**Aim**
Repeat all the records exactly, omitting pictures.

**Saved entries**

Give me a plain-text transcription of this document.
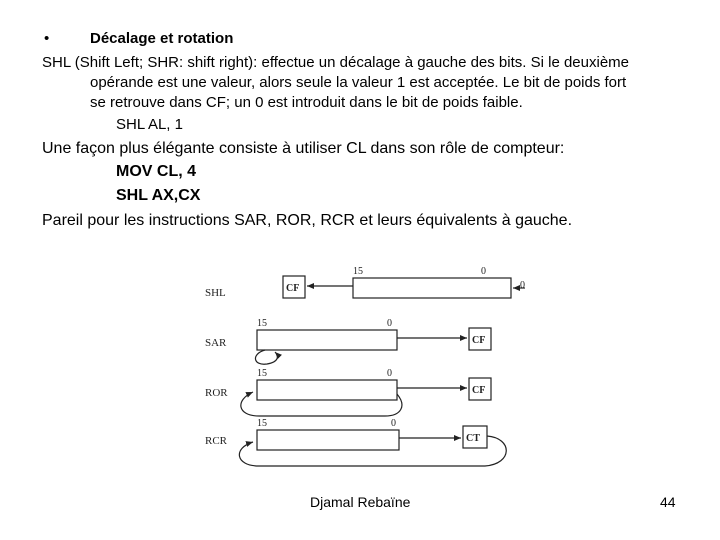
•	Décalage et rotation
SHL (Shift Left; SHR: shift right): effectue un décalage à gauche des bits. Si le deuxième
opérande est une valeur, alors seule la valeur 1 est acceptée. Le bit de poids fort
se retrouve dans CF; un 0 est introduit dans le bit de poids faible.
SHL AL, 1
Une façon plus élégante consiste à utiliser CL dans son rôle de compteur:
MOV CL, 4
SHL AX,CX
Pareil pour les instructions SAR, ROR, RCR et leurs équivalents à gauche.
SHL	CF
15	0
0
SAR
15	0
CF
ROR
15	0
CF
RCR
15	0
CT
Djamal Rebaïne	44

**Written answer**
Give me a plain-text transcription of this document.
•	Décalage et rotation
SHL (Shift Left; SHR: shift right): effectue un décalage à gauche des bits. Si le deuxième
opérande est une valeur, alors seule la valeur 1 est acceptée. Le bit de poids fort
se retrouve dans CF; un 0 est introduit dans le bit de poids faible.
SHL AL, 1
Une façon plus élégante consiste à utiliser CL dans son rôle de compteur:
MOV CL, 4
SHL AX,CX
Pareil pour les instructions SAR, ROR, RCR et leurs équivalents à gauche.
SHL	CF
15	0
0
SAR
15	0
CF
ROR
15	0
CF
RCR
15	0
CT
Djamal Rebaïne	44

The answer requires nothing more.